Task goal:
Exactly as given, write out the lines from the one containing "Transcribe the text in this document." through the end of the listing, with both ends included and nothing else.

* BEGIN Supplied material *

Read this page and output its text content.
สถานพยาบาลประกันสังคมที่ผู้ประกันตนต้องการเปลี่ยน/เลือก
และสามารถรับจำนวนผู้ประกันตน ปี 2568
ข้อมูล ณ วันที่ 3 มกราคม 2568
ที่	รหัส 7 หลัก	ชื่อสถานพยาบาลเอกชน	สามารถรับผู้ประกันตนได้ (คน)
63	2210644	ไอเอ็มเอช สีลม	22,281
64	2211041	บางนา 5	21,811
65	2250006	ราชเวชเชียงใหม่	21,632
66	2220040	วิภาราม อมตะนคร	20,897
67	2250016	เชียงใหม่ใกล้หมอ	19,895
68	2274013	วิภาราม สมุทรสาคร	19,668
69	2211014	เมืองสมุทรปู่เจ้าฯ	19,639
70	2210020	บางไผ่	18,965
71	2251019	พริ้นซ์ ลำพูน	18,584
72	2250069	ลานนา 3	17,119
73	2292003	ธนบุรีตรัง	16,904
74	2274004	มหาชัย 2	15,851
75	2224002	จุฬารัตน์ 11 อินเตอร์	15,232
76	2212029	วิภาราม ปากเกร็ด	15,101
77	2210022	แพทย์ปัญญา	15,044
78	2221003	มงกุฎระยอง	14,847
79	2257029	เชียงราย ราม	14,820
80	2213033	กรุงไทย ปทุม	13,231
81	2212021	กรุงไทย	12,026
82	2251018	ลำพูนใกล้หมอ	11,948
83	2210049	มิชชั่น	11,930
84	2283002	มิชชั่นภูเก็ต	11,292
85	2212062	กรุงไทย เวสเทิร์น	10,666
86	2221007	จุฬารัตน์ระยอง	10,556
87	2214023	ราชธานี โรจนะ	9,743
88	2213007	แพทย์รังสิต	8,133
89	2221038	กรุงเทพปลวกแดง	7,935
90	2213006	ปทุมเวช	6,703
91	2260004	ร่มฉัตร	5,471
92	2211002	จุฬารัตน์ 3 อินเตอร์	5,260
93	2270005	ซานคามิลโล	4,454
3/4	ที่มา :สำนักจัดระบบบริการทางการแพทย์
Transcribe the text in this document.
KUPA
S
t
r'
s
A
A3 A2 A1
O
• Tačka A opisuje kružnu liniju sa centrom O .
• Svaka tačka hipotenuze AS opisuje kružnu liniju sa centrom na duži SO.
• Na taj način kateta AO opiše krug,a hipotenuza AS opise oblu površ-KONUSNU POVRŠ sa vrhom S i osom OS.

* END Supplied material *

Solution to this task:
Transcribe the text in this document.
KUPA
S
t
r'
s
A
A3 A2 A1
O
• Tačka A opisuje kružnu liniju sa centrom O .
• Svaka tačka hipotenuze AS opisuje kružnu liniju sa centrom na duži SO.
• Na taj način kateta AO opiše krug,a hipotenuza AS opise oblu površ-KONUSNU POVRŠ sa vrhom S i osom OS.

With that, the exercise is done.